— Aim of the exercise —
Of all the lines in the records below, how many hold the word "color"? Give the number alone.

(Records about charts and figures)
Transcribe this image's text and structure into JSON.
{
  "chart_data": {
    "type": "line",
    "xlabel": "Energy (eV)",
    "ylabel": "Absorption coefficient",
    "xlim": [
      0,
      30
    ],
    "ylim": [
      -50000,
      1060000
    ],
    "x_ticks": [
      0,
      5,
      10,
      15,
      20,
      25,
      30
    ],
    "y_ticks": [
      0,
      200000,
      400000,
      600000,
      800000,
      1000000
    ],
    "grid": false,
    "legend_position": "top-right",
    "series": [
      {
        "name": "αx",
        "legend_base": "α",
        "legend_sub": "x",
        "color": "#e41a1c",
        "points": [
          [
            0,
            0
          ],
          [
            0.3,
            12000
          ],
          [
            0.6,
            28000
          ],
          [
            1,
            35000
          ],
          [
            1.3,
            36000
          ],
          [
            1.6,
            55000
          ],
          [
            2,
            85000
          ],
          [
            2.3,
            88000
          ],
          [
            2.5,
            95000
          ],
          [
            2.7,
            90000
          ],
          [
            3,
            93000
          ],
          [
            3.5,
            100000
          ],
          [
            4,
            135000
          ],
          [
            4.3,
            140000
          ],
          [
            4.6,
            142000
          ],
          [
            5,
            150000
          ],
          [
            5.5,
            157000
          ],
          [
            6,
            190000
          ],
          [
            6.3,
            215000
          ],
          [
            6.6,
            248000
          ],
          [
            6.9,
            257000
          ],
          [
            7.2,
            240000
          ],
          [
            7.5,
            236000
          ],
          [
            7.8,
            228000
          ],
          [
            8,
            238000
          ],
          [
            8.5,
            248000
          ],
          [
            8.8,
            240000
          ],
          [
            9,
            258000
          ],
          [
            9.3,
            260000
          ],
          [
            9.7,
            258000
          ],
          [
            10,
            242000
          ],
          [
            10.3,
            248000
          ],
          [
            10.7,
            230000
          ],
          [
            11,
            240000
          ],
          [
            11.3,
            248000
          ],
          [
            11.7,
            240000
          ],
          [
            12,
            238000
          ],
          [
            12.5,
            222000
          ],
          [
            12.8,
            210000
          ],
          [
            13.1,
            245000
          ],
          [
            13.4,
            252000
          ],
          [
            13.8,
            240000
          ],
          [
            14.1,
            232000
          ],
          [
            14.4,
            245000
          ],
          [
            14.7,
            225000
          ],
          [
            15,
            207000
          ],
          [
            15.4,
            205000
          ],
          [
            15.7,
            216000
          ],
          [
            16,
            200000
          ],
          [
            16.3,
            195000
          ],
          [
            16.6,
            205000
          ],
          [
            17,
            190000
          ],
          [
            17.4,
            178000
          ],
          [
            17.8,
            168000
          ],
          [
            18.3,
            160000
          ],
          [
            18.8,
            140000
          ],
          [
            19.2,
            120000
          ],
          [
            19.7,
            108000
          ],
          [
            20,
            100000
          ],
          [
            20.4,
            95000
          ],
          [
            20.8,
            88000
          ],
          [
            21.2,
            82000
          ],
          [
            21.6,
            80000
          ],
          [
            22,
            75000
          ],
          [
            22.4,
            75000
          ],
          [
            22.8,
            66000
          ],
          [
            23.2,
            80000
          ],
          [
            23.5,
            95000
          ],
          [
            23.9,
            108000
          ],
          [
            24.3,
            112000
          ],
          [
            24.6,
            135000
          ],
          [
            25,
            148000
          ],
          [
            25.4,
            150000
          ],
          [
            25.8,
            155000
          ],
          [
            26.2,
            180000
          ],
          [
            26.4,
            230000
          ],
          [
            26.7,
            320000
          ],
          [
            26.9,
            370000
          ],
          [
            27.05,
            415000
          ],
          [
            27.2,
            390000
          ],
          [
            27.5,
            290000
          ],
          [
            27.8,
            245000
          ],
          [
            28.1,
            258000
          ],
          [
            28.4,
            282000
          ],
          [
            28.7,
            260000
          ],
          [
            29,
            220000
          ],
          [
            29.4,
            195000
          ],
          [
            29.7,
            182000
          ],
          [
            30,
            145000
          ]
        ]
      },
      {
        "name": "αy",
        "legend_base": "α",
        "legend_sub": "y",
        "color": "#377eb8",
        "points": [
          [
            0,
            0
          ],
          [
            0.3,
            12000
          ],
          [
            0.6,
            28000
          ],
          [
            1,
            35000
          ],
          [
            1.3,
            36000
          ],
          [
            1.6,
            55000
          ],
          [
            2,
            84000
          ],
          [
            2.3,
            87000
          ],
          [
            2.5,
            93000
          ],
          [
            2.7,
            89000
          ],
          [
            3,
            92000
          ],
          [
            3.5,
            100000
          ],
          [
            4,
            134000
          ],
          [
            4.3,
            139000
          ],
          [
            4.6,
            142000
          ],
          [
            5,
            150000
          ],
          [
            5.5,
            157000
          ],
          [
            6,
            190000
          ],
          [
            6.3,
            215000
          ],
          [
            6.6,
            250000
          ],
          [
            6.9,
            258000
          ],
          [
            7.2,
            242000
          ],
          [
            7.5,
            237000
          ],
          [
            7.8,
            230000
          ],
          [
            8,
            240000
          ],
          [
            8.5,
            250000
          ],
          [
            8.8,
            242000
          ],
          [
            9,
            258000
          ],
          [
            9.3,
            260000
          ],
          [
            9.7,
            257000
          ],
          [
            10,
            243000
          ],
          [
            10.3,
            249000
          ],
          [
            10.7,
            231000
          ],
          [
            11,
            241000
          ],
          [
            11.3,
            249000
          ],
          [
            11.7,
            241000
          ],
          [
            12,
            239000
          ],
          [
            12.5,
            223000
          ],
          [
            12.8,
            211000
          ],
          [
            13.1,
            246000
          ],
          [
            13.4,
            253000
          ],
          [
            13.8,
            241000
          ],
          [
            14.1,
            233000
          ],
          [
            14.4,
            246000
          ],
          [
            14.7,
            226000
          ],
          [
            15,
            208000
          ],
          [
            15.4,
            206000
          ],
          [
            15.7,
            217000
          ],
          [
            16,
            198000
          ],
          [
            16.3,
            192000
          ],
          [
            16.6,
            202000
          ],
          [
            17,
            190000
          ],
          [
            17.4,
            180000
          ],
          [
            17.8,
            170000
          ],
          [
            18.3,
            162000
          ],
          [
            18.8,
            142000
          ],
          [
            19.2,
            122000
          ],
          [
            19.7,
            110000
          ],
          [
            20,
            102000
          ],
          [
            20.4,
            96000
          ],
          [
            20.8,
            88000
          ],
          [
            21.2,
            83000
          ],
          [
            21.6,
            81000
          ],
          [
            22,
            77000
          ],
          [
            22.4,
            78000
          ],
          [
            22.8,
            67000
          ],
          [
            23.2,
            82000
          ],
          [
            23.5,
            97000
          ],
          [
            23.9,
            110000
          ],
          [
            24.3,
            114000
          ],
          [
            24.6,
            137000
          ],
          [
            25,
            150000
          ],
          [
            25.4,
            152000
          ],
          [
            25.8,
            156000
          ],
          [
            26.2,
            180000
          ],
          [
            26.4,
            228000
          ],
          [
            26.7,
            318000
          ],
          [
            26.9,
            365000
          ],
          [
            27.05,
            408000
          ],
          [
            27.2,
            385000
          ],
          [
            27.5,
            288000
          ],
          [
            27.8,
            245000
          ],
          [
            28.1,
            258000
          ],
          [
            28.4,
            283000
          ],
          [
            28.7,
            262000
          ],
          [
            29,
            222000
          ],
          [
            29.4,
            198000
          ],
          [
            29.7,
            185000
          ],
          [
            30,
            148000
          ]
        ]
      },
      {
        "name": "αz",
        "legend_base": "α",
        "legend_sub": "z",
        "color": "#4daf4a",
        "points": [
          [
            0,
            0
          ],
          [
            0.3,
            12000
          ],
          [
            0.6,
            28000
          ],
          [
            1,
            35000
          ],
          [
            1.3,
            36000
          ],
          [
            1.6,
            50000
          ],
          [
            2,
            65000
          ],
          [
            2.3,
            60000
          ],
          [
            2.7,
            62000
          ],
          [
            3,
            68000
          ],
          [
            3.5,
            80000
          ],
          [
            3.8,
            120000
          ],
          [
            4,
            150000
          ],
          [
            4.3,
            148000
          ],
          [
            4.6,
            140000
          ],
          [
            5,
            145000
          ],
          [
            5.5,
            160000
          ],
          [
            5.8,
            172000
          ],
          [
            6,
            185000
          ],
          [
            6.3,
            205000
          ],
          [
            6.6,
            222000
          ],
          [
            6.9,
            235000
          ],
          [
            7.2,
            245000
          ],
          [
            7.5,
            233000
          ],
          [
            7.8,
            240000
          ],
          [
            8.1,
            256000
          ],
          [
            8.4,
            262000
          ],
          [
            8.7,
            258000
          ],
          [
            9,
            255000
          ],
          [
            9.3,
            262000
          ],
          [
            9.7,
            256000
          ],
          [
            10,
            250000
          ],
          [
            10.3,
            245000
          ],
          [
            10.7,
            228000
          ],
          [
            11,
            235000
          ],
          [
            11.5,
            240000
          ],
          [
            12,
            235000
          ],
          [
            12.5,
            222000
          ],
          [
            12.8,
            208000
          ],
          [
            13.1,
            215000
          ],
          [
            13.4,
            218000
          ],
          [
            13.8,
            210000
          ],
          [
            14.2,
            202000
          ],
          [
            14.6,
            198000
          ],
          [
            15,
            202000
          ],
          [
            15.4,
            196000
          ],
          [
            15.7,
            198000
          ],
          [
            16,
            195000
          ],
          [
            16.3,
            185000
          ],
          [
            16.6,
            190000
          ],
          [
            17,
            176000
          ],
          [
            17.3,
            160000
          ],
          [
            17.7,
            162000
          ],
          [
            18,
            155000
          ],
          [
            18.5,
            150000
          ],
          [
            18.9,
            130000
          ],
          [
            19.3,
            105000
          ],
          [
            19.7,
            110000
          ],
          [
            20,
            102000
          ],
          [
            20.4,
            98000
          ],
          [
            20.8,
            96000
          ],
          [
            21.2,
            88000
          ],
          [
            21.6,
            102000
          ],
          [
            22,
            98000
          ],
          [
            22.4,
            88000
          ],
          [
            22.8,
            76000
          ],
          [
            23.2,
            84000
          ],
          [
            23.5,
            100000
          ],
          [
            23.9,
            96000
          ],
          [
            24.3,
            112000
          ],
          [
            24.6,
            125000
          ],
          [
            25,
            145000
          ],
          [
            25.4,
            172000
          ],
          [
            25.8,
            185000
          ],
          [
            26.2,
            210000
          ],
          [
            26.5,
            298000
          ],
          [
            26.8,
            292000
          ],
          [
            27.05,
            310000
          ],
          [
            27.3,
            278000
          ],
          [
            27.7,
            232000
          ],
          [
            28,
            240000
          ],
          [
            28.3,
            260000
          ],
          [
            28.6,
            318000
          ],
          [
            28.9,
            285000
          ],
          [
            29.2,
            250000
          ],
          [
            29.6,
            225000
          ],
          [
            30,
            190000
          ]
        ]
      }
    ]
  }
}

— Result of this exercise —
3